From the listing, collect all lines containing the word "xlabel".

> [Provided records]

— Start —

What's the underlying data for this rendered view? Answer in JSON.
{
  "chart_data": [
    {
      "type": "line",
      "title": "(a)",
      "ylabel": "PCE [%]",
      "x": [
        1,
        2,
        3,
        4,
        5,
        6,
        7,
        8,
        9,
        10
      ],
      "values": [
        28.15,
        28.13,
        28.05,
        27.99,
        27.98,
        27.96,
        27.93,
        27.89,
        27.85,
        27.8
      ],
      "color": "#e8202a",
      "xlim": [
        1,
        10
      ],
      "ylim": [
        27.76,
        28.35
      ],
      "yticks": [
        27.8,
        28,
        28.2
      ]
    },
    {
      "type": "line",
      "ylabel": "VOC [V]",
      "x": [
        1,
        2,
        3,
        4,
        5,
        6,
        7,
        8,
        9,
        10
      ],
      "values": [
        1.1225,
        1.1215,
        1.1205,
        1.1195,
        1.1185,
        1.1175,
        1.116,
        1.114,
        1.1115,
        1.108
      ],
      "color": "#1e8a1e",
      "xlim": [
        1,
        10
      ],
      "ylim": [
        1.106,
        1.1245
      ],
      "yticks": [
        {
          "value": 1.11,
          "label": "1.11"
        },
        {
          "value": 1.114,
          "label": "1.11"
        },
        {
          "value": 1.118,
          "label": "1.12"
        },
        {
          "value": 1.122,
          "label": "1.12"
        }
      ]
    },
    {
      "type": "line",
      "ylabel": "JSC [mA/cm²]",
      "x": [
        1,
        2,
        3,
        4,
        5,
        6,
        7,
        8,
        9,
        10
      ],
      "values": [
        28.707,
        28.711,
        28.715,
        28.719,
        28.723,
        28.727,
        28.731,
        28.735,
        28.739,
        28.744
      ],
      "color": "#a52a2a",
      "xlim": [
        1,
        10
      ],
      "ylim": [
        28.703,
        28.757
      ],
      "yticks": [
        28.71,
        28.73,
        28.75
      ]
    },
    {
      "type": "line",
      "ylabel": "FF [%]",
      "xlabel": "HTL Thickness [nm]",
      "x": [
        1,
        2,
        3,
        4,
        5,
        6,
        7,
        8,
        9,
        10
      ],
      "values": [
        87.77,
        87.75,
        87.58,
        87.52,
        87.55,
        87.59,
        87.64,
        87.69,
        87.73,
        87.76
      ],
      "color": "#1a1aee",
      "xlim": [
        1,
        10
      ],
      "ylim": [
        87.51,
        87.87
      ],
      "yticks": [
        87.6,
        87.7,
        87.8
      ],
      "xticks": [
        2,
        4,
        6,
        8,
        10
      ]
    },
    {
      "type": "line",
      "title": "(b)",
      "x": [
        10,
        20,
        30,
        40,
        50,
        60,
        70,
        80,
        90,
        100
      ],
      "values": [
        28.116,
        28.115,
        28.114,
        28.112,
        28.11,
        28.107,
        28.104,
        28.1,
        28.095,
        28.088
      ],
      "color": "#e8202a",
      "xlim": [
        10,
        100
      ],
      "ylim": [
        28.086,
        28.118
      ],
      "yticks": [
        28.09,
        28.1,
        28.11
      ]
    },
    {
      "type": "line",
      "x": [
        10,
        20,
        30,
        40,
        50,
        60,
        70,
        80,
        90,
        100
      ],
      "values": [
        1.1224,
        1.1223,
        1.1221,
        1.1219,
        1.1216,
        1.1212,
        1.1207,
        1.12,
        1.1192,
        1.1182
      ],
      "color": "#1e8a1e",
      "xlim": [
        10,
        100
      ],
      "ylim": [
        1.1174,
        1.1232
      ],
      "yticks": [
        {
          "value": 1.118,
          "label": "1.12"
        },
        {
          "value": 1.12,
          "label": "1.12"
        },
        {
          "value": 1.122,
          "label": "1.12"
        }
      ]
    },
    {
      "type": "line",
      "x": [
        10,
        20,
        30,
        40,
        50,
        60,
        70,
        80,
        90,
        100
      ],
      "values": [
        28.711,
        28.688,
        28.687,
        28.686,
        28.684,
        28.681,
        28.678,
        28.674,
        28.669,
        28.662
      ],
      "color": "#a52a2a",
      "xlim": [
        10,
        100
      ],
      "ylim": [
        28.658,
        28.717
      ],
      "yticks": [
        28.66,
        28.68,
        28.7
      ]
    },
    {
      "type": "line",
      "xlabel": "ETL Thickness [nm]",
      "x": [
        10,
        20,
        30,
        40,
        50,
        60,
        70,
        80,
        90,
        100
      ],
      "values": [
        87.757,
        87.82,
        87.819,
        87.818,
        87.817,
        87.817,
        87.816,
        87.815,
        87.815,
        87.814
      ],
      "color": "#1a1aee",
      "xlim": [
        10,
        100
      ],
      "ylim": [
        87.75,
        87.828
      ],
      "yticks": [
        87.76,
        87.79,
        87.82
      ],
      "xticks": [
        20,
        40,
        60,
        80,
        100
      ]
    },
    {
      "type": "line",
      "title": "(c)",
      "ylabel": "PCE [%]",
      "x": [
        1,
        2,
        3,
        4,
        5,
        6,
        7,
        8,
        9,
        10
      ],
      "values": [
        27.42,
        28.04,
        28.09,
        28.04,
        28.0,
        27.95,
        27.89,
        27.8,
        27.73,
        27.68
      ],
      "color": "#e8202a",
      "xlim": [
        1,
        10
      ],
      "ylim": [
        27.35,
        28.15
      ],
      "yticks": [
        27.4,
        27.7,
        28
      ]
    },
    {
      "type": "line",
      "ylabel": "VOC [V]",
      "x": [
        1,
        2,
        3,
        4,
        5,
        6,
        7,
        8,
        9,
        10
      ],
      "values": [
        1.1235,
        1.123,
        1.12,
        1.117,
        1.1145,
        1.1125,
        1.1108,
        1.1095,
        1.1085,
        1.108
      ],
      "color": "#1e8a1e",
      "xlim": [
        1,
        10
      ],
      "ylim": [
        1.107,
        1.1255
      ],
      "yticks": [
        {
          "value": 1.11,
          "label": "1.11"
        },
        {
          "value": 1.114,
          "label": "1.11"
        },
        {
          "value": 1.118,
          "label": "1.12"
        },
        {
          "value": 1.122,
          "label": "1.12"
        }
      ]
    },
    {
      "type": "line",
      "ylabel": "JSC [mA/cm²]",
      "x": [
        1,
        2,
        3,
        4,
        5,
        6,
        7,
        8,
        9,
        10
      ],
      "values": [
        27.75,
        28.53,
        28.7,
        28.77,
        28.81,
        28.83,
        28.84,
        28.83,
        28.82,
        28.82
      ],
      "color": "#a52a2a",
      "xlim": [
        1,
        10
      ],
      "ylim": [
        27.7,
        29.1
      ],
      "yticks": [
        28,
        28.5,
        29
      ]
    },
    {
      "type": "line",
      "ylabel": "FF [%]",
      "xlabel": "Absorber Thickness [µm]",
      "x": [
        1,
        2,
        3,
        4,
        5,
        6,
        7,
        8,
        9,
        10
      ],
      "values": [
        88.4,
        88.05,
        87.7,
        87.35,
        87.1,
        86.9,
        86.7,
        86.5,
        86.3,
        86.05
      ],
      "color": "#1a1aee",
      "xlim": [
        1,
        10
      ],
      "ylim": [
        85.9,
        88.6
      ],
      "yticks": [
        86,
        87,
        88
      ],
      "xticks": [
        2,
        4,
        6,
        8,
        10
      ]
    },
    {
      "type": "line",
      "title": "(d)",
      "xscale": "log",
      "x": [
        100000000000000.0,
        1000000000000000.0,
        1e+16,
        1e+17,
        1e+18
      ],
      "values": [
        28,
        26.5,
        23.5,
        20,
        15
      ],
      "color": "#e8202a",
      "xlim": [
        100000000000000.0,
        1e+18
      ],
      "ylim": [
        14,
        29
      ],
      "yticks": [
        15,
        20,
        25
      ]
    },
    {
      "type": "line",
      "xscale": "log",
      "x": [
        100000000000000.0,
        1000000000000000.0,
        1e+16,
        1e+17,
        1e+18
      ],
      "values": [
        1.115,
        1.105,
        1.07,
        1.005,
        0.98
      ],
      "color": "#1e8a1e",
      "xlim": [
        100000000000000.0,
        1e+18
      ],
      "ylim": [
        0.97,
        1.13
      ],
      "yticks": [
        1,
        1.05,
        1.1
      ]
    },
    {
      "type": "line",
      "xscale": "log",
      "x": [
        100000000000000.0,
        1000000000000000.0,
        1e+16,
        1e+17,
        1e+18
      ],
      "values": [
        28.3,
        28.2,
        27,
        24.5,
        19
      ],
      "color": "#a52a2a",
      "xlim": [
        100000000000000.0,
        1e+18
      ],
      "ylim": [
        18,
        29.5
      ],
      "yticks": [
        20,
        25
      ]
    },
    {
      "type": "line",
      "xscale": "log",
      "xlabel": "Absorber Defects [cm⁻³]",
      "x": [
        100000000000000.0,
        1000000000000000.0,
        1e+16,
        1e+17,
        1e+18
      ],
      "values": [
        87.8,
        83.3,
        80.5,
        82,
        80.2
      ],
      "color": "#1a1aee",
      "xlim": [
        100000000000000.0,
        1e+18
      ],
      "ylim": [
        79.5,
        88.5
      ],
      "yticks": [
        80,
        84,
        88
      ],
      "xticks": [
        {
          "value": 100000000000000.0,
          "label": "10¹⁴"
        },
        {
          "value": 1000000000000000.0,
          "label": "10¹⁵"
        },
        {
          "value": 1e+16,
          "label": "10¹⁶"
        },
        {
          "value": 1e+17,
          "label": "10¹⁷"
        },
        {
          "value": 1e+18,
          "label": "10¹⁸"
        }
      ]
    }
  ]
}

— End —

> [Exercise response]
      "xlabel": "HTL Thickness [nm]",
      "xlabel": "ETL Thickness [nm]",
      "xlabel": "Absorber Thickness [µm]",
      "xlabel": "Absorber Defects [cm⁻³]",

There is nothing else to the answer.